• Goal: Recast the material below as a numbered list, leaving out the blank lines.

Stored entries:
++++
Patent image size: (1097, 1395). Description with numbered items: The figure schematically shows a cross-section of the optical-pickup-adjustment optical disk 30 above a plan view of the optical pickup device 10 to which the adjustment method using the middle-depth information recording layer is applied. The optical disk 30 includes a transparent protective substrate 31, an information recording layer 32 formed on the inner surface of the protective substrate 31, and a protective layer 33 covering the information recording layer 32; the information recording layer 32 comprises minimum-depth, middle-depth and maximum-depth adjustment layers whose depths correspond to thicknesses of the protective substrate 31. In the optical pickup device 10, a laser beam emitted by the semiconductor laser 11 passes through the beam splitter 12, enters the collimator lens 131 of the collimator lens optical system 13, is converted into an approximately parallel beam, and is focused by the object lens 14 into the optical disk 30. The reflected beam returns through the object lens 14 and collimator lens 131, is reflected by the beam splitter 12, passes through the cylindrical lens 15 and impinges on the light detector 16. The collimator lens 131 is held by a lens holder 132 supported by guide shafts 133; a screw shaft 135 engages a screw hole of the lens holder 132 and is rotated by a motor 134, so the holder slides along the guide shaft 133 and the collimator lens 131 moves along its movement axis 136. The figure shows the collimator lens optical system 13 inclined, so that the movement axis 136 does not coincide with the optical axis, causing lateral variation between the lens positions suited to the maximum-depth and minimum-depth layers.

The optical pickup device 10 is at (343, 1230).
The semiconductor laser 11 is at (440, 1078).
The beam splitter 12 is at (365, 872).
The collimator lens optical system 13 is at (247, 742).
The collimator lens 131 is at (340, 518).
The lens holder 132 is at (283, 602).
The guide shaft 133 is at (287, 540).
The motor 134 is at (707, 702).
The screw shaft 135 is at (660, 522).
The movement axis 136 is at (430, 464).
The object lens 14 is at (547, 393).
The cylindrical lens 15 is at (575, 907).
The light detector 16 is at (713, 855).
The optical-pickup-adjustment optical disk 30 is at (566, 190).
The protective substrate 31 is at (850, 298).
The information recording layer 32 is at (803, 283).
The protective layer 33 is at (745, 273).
++++
• Solution to the exercise:
1. Patent image size: (1097, 1395). Description with numbered items: The figure schematically shows a cross-section of the optical-pickup-adjustment optical disk 30 above a plan view of the optical pickup device 10 to which the adjustment method using the middle-depth information recording layer is applied. The optical disk 30 includes a transparent protective substrate 31, an information recording layer 32 formed on the inner surface of the protective substrate 31, and a protective layer 33 covering the information recording layer 32; the information recording layer 32 comprises minimum-depth, middle-depth and maximum-depth adjustment layers whose depths correspond to thicknesses of the protective substrate 31. In the optical pickup device 10, a laser beam emitted by the semiconductor laser 11 passes through the beam splitter 12, enters the collimator lens 131 of the collimator lens optical system 13, is converted into an approximately parallel beam, and is focused by the object lens 14 into the optical disk 30. The reflected beam returns through the object lens 14 and collimator lens 131, is reflected by the beam splitter 12, passes through the cylindrical lens 15 and impinges on the light detector 16. The collimator lens 131 is held by a lens holder 132 supported by guide shafts 133; a screw shaft 135 engages a screw hole of the lens holder 132 and is rotated by a motor 134, so the holder slides along the guide shaft 133 and the collimator lens 131 moves along its movement axis 136. The figure shows the collimator lens optical system 13 inclined, so that the movement axis 136 does not coincide with the optical axis, causing lateral variation between the lens positions suited to the maximum-depth and minimum-depth layers.
2. The optical pickup device 10 is at (343, 1230).
3. The semiconductor laser 11 is at (440, 1078).
4. The beam splitter 12 is at (365, 872).
5. The collimator lens optical system 13 is at (247, 742).
6. The collimator lens 131 is at (340, 518).
7. The lens holder 132 is at (283, 602).
8. The guide shaft 133 is at (287, 540).
9. The motor 134 is at (707, 702).
10. The screw shaft 135 is at (660, 522).
11. The movement axis 136 is at (430, 464).
12. The object lens 14 is at (547, 393).
13. The cylindrical lens 15 is at (575, 907).
14. The light detector 16 is at (713, 855).
15. The optical-pickup-adjustment optical disk 30 is at (566, 190).
16. The protective substrate 31 is at (850, 298).
17. The information recording layer 32 is at (803, 283).
18. The protective layer 33 is at (745, 273).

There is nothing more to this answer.